Exercise requirements :: Write out all of the data without omission, exactly as shown.

Records ::
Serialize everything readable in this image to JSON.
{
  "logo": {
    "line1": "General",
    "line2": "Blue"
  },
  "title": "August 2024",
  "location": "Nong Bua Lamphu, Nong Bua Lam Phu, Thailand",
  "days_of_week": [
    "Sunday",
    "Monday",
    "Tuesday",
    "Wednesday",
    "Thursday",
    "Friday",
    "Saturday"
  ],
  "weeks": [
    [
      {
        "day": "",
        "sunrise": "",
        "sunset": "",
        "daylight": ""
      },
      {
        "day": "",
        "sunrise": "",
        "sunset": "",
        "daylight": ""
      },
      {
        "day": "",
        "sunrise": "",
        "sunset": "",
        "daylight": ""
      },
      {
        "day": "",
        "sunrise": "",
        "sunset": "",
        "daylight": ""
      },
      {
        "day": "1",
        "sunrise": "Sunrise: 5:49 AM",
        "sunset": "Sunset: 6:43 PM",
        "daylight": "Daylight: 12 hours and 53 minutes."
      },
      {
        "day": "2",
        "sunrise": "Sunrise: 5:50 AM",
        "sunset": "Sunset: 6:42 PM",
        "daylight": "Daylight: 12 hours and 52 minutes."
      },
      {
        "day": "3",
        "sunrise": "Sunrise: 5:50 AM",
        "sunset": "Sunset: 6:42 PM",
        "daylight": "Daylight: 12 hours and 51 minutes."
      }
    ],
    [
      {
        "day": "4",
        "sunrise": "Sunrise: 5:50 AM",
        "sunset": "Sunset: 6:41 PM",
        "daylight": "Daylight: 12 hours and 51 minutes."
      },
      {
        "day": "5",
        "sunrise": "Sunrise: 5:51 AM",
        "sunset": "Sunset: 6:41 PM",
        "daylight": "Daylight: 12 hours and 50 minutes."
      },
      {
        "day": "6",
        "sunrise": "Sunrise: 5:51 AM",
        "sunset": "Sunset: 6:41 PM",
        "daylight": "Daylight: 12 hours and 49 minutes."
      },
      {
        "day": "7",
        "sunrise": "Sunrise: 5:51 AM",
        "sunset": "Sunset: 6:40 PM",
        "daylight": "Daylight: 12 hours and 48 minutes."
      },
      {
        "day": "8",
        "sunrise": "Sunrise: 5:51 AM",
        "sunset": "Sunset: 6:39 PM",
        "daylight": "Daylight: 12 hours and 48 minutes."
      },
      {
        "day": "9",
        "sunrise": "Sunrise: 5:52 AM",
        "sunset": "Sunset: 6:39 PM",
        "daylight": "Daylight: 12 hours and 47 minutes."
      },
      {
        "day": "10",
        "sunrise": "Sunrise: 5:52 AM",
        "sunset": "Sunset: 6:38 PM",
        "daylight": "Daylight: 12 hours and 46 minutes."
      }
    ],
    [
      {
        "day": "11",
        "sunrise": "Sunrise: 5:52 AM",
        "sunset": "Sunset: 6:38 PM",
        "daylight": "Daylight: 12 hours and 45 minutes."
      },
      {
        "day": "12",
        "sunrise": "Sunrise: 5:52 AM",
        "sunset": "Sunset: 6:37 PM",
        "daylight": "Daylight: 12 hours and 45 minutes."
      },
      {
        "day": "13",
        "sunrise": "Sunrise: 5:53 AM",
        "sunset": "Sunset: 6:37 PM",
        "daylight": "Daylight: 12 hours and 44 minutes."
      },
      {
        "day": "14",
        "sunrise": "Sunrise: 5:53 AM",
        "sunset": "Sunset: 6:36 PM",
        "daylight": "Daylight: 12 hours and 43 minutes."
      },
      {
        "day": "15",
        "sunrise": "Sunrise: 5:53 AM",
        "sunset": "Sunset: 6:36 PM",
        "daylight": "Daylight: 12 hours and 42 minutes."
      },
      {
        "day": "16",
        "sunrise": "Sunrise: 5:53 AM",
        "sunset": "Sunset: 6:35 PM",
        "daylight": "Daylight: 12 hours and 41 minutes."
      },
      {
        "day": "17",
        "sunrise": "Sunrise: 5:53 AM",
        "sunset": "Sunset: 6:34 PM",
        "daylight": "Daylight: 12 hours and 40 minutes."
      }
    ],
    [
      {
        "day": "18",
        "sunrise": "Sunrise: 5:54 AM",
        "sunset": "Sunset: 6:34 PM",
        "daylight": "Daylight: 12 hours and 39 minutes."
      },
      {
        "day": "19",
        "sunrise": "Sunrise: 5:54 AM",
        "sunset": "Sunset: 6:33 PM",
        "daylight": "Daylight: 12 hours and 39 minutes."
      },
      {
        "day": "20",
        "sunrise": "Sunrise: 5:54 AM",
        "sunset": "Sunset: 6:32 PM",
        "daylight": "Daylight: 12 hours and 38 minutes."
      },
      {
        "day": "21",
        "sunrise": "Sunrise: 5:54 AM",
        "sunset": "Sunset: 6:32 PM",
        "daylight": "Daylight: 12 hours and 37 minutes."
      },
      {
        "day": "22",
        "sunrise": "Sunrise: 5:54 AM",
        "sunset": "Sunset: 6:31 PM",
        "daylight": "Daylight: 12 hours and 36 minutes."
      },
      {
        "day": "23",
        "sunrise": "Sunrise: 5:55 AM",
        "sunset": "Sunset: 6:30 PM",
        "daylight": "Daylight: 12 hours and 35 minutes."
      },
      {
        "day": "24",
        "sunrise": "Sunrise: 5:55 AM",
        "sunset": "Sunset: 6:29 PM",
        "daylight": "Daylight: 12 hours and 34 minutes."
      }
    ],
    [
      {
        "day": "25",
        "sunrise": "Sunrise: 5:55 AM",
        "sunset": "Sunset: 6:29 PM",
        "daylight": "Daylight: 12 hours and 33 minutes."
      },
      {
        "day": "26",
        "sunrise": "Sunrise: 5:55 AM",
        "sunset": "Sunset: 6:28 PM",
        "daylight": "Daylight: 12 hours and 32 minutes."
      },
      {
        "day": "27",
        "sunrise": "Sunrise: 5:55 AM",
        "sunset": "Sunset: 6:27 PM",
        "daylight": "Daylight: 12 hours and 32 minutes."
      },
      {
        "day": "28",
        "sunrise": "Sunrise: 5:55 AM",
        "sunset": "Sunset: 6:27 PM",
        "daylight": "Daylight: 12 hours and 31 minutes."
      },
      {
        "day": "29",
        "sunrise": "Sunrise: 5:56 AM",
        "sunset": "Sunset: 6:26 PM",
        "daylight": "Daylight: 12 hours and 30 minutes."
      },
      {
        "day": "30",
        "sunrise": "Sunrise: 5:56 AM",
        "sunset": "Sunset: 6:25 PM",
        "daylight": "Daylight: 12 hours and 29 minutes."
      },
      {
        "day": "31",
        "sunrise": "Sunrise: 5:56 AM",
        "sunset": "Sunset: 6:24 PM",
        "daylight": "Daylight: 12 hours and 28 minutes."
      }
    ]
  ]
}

The response ::
Serialize everything readable in this image to JSON.
{
  "logo": {
    "line1": "General",
    "line2": "Blue"
  },
  "title": "August 2024",
  "location": "Nong Bua Lamphu, Nong Bua Lam Phu, Thailand",
  "days_of_week": [
    "Sunday",
    "Monday",
    "Tuesday",
    "Wednesday",
    "Thursday",
    "Friday",
    "Saturday"
  ],
  "weeks": [
    [
      {
        "day": "",
        "sunrise": "",
        "sunset": "",
        "daylight": ""
      },
      {
        "day": "",
        "sunrise": "",
        "sunset": "",
        "daylight": ""
      },
      {
        "day": "",
        "sunrise": "",
        "sunset": "",
        "daylight": ""
      },
      {
        "day": "",
        "sunrise": "",
        "sunset": "",
        "daylight": ""
      },
      {
        "day": "1",
        "sunrise": "Sunrise: 5:49 AM",
        "sunset": "Sunset: 6:43 PM",
        "daylight": "Daylight: 12 hours and 53 minutes."
      },
      {
        "day": "2",
        "sunrise": "Sunrise: 5:50 AM",
        "sunset": "Sunset: 6:42 PM",
        "daylight": "Daylight: 12 hours and 52 minutes."
      },
      {
        "day": "3",
        "sunrise": "Sunrise: 5:50 AM",
        "sunset": "Sunset: 6:42 PM",
        "daylight": "Daylight: 12 hours and 51 minutes."
      }
    ],
    [
      {
        "day": "4",
        "sunrise": "Sunrise: 5:50 AM",
        "sunset": "Sunset: 6:41 PM",
        "daylight": "Daylight: 12 hours and 51 minutes."
      },
      {
        "day": "5",
        "sunrise": "Sunrise: 5:51 AM",
        "sunset": "Sunset: 6:41 PM",
        "daylight": "Daylight: 12 hours and 50 minutes."
      },
      {
        "day": "6",
        "sunrise": "Sunrise: 5:51 AM",
        "sunset": "Sunset: 6:41 PM",
        "daylight": "Daylight: 12 hours and 49 minutes."
      },
      {
        "day": "7",
        "sunrise": "Sunrise: 5:51 AM",
        "sunset": "Sunset: 6:40 PM",
        "daylight": "Daylight: 12 hours and 48 minutes."
      },
      {
        "day": "8",
        "sunrise": "Sunrise: 5:51 AM",
        "sunset": "Sunset: 6:39 PM",
        "daylight": "Daylight: 12 hours and 48 minutes."
      },
      {
        "day": "9",
        "sunrise": "Sunrise: 5:52 AM",
        "sunset": "Sunset: 6:39 PM",
        "daylight": "Daylight: 12 hours and 47 minutes."
      },
      {
        "day": "10",
        "sunrise": "Sunrise: 5:52 AM",
        "sunset": "Sunset: 6:38 PM",
        "daylight": "Daylight: 12 hours and 46 minutes."
      }
    ],
    [
      {
        "day": "11",
        "sunrise": "Sunrise: 5:52 AM",
        "sunset": "Sunset: 6:38 PM",
        "daylight": "Daylight: 12 hours and 45 minutes."
      },
      {
        "day": "12",
        "sunrise": "Sunrise: 5:52 AM",
        "sunset": "Sunset: 6:37 PM",
        "daylight": "Daylight: 12 hours and 45 minutes."
      },
      {
        "day": "13",
        "sunrise": "Sunrise: 5:53 AM",
        "sunset": "Sunset: 6:37 PM",
        "daylight": "Daylight: 12 hours and 44 minutes."
      },
      {
        "day": "14",
        "sunrise": "Sunrise: 5:53 AM",
        "sunset": "Sunset: 6:36 PM",
        "daylight": "Daylight: 12 hours and 43 minutes."
      },
      {
        "day": "15",
        "sunrise": "Sunrise: 5:53 AM",
        "sunset": "Sunset: 6:36 PM",
        "daylight": "Daylight: 12 hours and 42 minutes."
      },
      {
        "day": "16",
        "sunrise": "Sunrise: 5:53 AM",
        "sunset": "Sunset: 6:35 PM",
        "daylight": "Daylight: 12 hours and 41 minutes."
      },
      {
        "day": "17",
        "sunrise": "Sunrise: 5:53 AM",
        "sunset": "Sunset: 6:34 PM",
        "daylight": "Daylight: 12 hours and 40 minutes."
      }
    ],
    [
      {
        "day": "18",
        "sunrise": "Sunrise: 5:54 AM",
        "sunset": "Sunset: 6:34 PM",
        "daylight": "Daylight: 12 hours and 39 minutes."
      },
      {
        "day": "19",
        "sunrise": "Sunrise: 5:54 AM",
        "sunset": "Sunset: 6:33 PM",
        "daylight": "Daylight: 12 hours and 39 minutes."
      },
      {
        "day": "20",
        "sunrise": "Sunrise: 5:54 AM",
        "sunset": "Sunset: 6:32 PM",
        "daylight": "Daylight: 12 hours and 38 minutes."
      },
      {
        "day": "21",
        "sunrise": "Sunrise: 5:54 AM",
        "sunset": "Sunset: 6:32 PM",
        "daylight": "Daylight: 12 hours and 37 minutes."
      },
      {
        "day": "22",
        "sunrise": "Sunrise: 5:54 AM",
        "sunset": "Sunset: 6:31 PM",
        "daylight": "Daylight: 12 hours and 36 minutes."
      },
      {
        "day": "23",
        "sunrise": "Sunrise: 5:55 AM",
        "sunset": "Sunset: 6:30 PM",
        "daylight": "Daylight: 12 hours and 35 minutes."
      },
      {
        "day": "24",
        "sunrise": "Sunrise: 5:55 AM",
        "sunset": "Sunset: 6:29 PM",
        "daylight": "Daylight: 12 hours and 34 minutes."
      }
    ],
    [
      {
        "day": "25",
        "sunrise": "Sunrise: 5:55 AM",
        "sunset": "Sunset: 6:29 PM",
        "daylight": "Daylight: 12 hours and 33 minutes."
      },
      {
        "day": "26",
        "sunrise": "Sunrise: 5:55 AM",
        "sunset": "Sunset: 6:28 PM",
        "daylight": "Daylight: 12 hours and 32 minutes."
      },
      {
        "day": "27",
        "sunrise": "Sunrise: 5:55 AM",
        "sunset": "Sunset: 6:27 PM",
        "daylight": "Daylight: 12 hours and 32 minutes."
      },
      {
        "day": "28",
        "sunrise": "Sunrise: 5:55 AM",
        "sunset": "Sunset: 6:27 PM",
        "daylight": "Daylight: 12 hours and 31 minutes."
      },
      {
        "day": "29",
        "sunrise": "Sunrise: 5:56 AM",
        "sunset": "Sunset: 6:26 PM",
        "daylight": "Daylight: 12 hours and 30 minutes."
      },
      {
        "day": "30",
        "sunrise": "Sunrise: 5:56 AM",
        "sunset": "Sunset: 6:25 PM",
        "daylight": "Daylight: 12 hours and 29 minutes."
      },
      {
        "day": "31",
        "sunrise": "Sunrise: 5:56 AM",
        "sunset": "Sunset: 6:24 PM",
        "daylight": "Daylight: 12 hours and 28 minutes."
      }
    ]
  ]
}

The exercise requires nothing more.